The entire listing is to be repeated verbatim.
╭─ DATASET EXCERPTS
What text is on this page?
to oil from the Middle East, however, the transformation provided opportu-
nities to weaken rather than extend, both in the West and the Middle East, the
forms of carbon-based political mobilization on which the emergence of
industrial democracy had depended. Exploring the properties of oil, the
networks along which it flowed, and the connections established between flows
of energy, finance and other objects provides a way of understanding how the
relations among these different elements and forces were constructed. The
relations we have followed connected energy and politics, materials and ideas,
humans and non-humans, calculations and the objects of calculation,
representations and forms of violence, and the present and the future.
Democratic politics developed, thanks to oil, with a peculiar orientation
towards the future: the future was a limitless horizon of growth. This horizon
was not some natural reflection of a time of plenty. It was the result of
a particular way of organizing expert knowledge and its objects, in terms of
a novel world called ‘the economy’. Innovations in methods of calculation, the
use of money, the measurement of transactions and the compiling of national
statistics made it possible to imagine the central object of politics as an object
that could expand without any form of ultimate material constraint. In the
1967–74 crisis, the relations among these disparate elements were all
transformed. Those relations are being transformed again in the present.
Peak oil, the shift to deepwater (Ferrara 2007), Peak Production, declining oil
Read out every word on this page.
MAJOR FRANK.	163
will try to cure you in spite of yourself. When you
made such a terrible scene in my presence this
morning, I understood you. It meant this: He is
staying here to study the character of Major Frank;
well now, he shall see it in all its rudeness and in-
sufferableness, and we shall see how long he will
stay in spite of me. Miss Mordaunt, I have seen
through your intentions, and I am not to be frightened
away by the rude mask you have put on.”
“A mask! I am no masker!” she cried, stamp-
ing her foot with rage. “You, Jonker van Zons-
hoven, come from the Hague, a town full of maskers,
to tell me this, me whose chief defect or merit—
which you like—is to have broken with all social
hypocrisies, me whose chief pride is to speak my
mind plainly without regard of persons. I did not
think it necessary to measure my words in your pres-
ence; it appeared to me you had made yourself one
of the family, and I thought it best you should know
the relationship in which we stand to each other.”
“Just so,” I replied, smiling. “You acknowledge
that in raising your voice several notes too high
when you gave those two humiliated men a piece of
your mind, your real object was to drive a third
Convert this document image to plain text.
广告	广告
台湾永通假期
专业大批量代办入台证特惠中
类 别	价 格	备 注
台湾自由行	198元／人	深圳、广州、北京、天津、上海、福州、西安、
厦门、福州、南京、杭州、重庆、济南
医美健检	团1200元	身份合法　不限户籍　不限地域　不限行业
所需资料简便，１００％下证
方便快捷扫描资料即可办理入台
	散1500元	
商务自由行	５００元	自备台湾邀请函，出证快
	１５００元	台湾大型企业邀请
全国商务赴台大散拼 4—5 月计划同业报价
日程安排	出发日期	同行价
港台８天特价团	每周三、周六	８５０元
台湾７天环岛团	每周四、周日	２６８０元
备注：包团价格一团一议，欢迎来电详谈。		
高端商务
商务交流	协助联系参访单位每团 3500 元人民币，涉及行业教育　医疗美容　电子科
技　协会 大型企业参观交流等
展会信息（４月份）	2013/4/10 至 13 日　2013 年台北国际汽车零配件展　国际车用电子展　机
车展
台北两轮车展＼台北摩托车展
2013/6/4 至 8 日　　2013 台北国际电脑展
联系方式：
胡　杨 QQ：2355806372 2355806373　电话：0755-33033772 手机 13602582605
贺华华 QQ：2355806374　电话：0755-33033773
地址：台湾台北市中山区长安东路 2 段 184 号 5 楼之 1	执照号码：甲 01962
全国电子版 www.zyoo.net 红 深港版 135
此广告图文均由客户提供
╰─
EXERCISE RESPONSE =>
What text is on this page?
to oil from the Middle East, however, the transformation provided opportu-
nities to weaken rather than extend, both in the West and the Middle East, the
forms of carbon-based political mobilization on which the emergence of
industrial democracy had depended. Exploring the properties of oil, the
networks along which it flowed, and the connections established between flows
of energy, finance and other objects provides a way of understanding how the
relations among these different elements and forces were constructed. The
relations we have followed connected energy and politics, materials and ideas,
humans and non-humans, calculations and the objects of calculation,
representations and forms of violence, and the present and the future.
Democratic politics developed, thanks to oil, with a peculiar orientation
towards the future: the future was a limitless horizon of growth. This horizon
was not some natural reflection of a time of plenty. It was the result of
a particular way of organizing expert knowledge and its objects, in terms of
a novel world called ‘the economy’. Innovations in methods of calculation, the
use of money, the measurement of transactions and the compiling of national
statistics made it possible to imagine the central object of politics as an object
that could expand without any form of ultimate material constraint. In the
1967–74 crisis, the relations among these disparate elements were all
transformed. Those relations are being transformed again in the present.
Peak oil, the shift to deepwater (Ferrara 2007), Peak Production, declining oil
Read out every word on this page.
MAJOR FRANK.	163
will try to cure you in spite of yourself. When you
made such a terrible scene in my presence this
morning, I understood you. It meant this: He is
staying here to study the character of Major Frank;
well now, he shall see it in all its rudeness and in-
sufferableness, and we shall see how long he will
stay in spite of me. Miss Mordaunt, I have seen
through your intentions, and I am not to be frightened
away by the rude mask you have put on.”
“A mask! I am no masker!” she cried, stamp-
ing her foot with rage. “You, Jonker van Zons-
hoven, come from the Hague, a town full of maskers,
to tell me this, me whose chief defect or merit—
which you like—is to have broken with all social
hypocrisies, me whose chief pride is to speak my
mind plainly without regard of persons. I did not
think it necessary to measure my words in your pres-
ence; it appeared to me you had made yourself one
of the family, and I thought it best you should know
the relationship in which we stand to each other.”
“Just so,” I replied, smiling. “You acknowledge
that in raising your voice several notes too high
when you gave those two humiliated men a piece of
your mind, your real object was to drive a third
Convert this document image to plain text.
广告	广告
台湾永通假期
专业大批量代办入台证特惠中
类 别	价 格	备 注
台湾自由行	198元／人	深圳、广州、北京、天津、上海、福州、西安、
厦门、福州、南京、杭州、重庆、济南
医美健检	团1200元	身份合法　不限户籍　不限地域　不限行业
所需资料简便，１００％下证
方便快捷扫描资料即可办理入台
	散1500元	
商务自由行	５００元	自备台湾邀请函，出证快
	１５００元	台湾大型企业邀请
全国商务赴台大散拼 4—5 月计划同业报价
日程安排	出发日期	同行价
港台８天特价团	每周三、周六	８５０元
台湾７天环岛团	每周四、周日	２６８０元
备注：包团价格一团一议，欢迎来电详谈。		
高端商务
商务交流	协助联系参访单位每团 3500 元人民币，涉及行业教育　医疗美容　电子科
技　协会 大型企业参观交流等
展会信息（４月份）	2013/4/10 至 13 日　2013 年台北国际汽车零配件展　国际车用电子展　机
车展
台北两轮车展＼台北摩托车展
2013/6/4 至 8 日　　2013 台北国际电脑展
联系方式：
胡　杨 QQ：2355806372 2355806373　电话：0755-33033772 手机 13602582605
贺华华 QQ：2355806374　电话：0755-33033773
地址：台湾台北市中山区长安东路 2 段 184 号 5 楼之 1	执照号码：甲 01962
全国电子版 www.zyoo.net 红 深港版 135
此广告图文均由客户提供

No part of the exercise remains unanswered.